Dataset items »

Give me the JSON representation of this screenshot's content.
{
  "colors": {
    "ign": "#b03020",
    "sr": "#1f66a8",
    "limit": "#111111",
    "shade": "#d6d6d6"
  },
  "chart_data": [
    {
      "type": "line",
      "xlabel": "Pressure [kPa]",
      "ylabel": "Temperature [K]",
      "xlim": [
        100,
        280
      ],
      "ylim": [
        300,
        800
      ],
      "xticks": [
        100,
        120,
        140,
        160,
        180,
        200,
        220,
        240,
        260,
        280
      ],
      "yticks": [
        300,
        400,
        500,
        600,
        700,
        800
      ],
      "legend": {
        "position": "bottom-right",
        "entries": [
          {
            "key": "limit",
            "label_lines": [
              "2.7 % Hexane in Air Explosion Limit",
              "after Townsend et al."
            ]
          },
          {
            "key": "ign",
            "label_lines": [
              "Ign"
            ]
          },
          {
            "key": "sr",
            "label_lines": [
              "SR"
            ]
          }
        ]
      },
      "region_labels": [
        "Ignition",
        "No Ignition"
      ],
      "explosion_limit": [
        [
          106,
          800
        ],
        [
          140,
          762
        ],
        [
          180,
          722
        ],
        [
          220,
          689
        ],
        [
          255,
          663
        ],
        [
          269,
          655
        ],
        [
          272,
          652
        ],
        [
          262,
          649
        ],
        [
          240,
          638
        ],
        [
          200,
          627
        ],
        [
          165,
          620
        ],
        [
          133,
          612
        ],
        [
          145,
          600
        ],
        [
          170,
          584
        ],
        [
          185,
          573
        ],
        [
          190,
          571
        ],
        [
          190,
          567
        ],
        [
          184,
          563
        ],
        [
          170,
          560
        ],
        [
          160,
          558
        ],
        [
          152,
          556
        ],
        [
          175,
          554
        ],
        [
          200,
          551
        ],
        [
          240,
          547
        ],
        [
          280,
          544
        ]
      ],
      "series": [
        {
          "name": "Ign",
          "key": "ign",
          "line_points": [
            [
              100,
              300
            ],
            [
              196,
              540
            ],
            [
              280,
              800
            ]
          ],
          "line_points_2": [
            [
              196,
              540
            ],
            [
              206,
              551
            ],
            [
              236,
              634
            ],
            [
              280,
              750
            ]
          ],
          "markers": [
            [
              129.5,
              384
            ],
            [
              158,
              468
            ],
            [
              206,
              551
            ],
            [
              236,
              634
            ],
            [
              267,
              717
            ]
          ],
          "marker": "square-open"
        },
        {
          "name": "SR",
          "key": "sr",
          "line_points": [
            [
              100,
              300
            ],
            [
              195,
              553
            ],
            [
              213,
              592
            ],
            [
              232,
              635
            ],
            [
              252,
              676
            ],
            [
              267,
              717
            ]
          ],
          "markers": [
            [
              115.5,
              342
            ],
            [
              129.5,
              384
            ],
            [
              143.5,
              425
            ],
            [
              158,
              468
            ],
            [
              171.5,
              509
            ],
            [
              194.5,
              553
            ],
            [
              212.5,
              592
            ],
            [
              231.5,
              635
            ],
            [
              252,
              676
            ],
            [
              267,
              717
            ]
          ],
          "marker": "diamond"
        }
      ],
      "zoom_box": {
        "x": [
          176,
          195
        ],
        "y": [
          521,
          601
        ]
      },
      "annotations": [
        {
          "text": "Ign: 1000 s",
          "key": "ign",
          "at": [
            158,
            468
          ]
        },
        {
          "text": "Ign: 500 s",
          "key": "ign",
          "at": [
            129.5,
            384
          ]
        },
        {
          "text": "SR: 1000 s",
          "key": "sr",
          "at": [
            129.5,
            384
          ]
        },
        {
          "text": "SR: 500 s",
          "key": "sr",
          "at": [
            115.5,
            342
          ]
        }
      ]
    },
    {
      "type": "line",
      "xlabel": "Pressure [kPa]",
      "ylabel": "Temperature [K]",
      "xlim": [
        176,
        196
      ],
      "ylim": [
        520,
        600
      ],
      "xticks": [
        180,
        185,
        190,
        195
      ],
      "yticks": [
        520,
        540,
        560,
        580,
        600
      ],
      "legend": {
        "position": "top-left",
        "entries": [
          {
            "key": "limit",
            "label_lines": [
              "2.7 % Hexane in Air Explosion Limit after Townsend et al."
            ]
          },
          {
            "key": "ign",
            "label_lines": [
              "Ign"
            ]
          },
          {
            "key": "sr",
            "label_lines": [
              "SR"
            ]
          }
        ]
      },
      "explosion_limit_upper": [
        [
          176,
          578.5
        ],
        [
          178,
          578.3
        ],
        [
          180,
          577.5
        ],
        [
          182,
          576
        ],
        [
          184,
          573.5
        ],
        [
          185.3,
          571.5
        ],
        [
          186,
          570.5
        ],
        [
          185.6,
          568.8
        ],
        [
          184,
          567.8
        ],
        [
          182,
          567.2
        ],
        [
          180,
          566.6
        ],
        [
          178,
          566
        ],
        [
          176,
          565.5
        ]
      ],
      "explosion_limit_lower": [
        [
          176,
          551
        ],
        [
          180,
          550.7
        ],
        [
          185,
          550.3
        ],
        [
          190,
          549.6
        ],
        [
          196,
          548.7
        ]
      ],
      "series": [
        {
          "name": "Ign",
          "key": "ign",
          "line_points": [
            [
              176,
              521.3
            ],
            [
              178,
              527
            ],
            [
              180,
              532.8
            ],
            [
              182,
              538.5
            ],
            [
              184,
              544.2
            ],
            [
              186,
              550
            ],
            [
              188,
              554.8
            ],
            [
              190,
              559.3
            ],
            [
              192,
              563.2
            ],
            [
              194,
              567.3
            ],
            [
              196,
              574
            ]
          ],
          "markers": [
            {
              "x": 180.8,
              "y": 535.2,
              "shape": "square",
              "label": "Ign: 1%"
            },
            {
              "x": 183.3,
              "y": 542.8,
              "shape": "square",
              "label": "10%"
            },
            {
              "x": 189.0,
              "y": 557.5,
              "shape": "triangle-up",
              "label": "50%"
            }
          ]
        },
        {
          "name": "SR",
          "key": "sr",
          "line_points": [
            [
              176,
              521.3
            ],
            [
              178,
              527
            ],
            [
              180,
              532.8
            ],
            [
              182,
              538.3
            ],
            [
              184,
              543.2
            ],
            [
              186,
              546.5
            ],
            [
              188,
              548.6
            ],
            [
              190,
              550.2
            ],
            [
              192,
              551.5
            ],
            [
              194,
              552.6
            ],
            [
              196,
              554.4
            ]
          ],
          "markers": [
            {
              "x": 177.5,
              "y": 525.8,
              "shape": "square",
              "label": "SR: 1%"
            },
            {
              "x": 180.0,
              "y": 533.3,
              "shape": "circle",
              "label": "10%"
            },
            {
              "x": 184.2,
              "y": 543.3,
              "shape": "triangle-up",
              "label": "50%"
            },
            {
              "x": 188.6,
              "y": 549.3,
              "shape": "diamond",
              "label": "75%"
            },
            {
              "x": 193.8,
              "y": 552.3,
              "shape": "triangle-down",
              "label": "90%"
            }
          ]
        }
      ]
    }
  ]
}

---

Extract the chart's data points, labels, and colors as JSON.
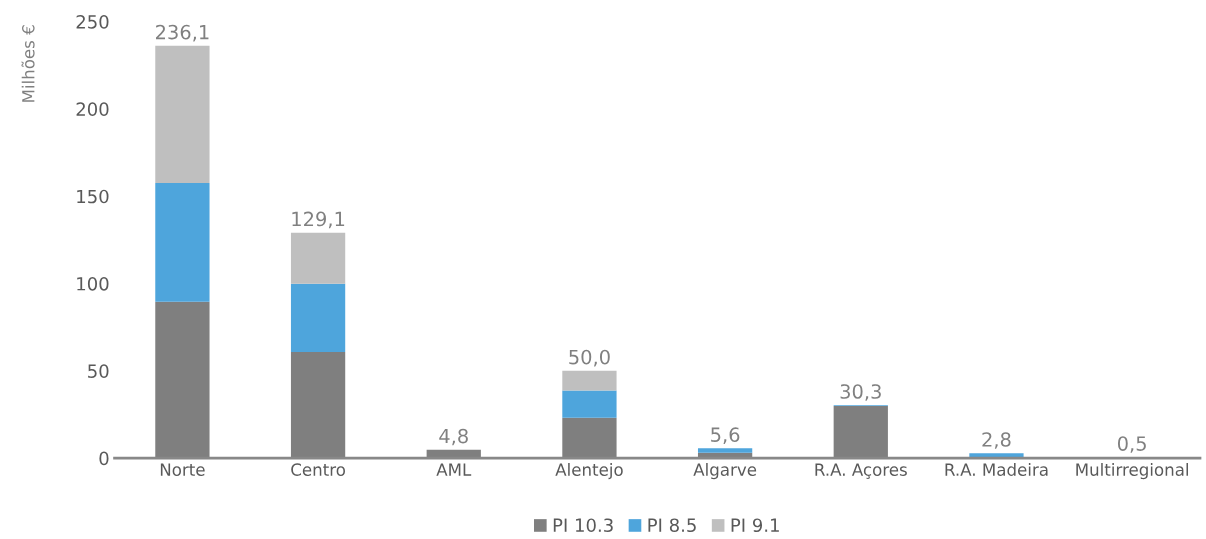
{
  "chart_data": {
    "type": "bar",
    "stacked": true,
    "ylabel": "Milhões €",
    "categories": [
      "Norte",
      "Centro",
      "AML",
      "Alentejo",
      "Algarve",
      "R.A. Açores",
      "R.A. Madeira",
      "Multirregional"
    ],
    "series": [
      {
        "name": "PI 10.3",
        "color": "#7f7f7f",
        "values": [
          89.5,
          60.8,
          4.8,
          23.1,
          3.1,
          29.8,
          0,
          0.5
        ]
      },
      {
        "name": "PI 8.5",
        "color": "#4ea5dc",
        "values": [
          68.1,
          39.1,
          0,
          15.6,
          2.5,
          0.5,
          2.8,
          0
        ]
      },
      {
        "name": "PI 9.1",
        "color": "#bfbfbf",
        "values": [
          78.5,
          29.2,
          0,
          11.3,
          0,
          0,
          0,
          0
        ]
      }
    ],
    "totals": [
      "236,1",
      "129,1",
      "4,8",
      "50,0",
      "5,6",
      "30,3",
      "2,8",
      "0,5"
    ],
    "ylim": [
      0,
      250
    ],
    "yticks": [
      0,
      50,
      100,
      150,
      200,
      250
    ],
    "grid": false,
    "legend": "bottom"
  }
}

...

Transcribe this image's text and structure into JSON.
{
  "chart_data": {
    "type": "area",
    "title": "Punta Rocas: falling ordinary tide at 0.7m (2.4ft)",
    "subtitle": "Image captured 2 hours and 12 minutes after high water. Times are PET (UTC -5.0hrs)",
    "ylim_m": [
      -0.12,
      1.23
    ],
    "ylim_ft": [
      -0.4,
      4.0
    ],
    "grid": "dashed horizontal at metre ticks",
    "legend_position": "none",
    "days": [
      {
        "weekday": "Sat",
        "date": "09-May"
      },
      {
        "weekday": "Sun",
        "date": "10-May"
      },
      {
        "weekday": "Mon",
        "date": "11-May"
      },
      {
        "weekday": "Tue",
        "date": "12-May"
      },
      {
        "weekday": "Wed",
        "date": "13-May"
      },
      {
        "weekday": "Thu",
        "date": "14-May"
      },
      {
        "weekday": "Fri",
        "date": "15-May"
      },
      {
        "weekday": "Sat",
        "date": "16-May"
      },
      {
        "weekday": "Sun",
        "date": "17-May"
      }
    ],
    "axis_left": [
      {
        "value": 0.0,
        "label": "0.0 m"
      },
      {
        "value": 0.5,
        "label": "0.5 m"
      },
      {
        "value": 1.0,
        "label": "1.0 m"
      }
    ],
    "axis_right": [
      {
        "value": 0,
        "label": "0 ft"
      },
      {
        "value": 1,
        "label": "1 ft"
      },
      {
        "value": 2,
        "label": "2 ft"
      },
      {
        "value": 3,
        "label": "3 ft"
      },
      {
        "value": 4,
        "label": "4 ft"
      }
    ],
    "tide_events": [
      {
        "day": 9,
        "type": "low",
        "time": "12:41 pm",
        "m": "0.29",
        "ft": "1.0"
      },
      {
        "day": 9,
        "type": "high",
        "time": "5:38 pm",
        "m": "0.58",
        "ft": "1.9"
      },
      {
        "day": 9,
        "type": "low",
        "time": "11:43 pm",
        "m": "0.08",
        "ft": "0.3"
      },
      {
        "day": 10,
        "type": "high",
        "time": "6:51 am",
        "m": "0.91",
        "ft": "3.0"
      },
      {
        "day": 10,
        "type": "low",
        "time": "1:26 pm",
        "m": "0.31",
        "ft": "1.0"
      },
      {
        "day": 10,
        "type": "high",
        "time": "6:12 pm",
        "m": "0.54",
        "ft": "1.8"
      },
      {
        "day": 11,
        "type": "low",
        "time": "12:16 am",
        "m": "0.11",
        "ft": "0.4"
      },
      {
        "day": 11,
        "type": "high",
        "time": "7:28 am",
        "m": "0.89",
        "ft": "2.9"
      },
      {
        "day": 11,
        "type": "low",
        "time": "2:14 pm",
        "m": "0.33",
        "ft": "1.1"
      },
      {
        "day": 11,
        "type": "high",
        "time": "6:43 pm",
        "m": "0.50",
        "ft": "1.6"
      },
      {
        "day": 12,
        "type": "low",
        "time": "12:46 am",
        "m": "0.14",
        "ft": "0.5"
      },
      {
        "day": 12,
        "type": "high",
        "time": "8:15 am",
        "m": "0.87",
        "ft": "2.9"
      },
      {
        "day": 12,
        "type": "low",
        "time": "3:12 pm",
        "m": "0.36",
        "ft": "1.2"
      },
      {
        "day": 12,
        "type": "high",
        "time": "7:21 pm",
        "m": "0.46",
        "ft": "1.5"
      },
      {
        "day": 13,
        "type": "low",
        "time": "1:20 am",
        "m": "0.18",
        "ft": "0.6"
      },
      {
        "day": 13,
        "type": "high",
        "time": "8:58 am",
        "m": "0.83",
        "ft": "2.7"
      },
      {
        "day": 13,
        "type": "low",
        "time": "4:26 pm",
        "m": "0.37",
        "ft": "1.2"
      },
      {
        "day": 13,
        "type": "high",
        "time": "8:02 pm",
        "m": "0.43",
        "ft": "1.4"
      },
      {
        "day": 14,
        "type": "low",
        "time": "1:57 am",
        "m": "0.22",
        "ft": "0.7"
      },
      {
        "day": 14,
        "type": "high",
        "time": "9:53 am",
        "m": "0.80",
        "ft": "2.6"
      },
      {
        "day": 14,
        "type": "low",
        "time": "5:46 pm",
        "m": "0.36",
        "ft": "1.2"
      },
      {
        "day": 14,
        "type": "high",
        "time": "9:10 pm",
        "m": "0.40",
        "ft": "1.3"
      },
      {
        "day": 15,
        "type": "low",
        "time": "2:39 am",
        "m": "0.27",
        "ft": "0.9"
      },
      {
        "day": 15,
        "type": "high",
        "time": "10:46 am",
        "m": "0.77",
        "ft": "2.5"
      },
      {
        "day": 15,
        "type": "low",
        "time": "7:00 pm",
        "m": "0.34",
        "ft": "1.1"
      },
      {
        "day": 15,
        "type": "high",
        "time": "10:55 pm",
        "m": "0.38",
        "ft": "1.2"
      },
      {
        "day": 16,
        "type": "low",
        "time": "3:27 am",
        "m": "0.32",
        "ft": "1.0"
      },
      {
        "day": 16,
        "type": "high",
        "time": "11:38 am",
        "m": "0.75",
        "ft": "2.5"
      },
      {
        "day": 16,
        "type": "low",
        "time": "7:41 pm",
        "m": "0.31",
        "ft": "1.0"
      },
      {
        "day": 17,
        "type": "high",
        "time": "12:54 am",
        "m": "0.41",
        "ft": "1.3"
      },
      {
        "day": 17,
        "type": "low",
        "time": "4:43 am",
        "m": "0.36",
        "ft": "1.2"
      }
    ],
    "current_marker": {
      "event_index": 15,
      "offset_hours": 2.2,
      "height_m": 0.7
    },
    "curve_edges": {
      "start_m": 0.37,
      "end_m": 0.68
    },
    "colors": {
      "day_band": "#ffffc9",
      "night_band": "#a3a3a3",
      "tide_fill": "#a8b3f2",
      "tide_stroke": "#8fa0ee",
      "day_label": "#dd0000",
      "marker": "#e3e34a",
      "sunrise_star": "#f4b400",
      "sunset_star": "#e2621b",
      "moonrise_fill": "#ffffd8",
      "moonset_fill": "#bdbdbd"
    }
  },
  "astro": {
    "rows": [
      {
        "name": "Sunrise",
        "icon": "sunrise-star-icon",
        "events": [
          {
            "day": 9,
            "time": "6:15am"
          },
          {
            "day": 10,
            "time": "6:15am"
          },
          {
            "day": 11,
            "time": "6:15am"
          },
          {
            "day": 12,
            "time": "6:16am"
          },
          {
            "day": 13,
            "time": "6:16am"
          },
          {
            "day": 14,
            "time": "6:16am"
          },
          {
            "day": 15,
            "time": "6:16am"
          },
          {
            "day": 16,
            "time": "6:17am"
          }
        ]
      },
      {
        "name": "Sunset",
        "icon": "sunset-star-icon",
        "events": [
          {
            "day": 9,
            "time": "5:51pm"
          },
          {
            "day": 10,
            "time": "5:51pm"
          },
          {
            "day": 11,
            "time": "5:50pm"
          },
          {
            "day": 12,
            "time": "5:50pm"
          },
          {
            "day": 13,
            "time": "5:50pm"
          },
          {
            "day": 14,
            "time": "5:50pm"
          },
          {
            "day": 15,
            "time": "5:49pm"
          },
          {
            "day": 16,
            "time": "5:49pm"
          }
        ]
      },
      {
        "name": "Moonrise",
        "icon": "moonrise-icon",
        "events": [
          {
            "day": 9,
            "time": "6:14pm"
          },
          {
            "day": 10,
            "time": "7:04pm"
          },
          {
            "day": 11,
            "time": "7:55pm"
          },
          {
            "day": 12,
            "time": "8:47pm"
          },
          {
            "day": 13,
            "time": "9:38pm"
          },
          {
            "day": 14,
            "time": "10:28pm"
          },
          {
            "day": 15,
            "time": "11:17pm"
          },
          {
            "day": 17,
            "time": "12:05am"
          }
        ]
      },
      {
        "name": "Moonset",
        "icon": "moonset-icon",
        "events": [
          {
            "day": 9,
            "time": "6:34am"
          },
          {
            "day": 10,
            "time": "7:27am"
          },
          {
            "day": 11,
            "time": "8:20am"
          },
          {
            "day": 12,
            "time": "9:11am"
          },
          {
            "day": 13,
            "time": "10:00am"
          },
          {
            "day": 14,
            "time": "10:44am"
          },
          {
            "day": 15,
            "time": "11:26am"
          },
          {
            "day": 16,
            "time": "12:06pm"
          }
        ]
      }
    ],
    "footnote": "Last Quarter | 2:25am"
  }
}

BRIEF » Count the lines of these entries that hold the string "Hexane", and give only that number.

ANSWER TO THE EXERCISE » 2